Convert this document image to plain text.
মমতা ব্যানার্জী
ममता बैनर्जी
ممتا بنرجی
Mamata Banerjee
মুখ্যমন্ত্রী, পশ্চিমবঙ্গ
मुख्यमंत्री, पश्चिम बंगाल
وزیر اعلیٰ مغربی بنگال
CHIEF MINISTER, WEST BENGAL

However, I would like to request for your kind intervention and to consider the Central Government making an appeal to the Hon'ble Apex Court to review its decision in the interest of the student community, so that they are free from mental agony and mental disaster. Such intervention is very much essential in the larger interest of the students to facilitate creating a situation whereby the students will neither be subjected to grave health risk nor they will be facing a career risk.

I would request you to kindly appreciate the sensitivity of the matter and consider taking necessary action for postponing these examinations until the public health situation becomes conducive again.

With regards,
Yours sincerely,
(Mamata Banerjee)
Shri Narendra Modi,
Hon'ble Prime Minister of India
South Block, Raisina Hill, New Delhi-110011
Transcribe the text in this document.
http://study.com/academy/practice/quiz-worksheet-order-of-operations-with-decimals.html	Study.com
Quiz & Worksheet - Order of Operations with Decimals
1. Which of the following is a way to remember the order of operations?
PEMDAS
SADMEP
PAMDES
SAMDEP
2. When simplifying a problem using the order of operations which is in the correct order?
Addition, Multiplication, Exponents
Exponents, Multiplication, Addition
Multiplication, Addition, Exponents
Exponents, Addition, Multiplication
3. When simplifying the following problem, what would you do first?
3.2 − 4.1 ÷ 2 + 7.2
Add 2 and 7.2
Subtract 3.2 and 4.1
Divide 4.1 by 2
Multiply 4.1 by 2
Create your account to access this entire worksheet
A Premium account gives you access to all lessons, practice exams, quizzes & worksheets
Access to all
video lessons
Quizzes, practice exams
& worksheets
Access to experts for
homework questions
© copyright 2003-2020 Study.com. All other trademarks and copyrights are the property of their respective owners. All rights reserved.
# # #
Using the material above, gather every line that includes "health".

However, I would like to request for your kind intervention and to consider the Central Government making an appeal to the Hon'ble Apex Court to review its decision in the interest of the student community, so that they are free from mental agony and mental disaster. Such intervention is very much essential in the larger interest of the students to facilitate creating a situation whereby the students will neither be subjected to grave health risk nor they will be facing a career risk.
I would request you to kindly appreciate the sensitivity of the matter and consider taking necessary action for postponing these examinations until the public health situation becomes conducive again.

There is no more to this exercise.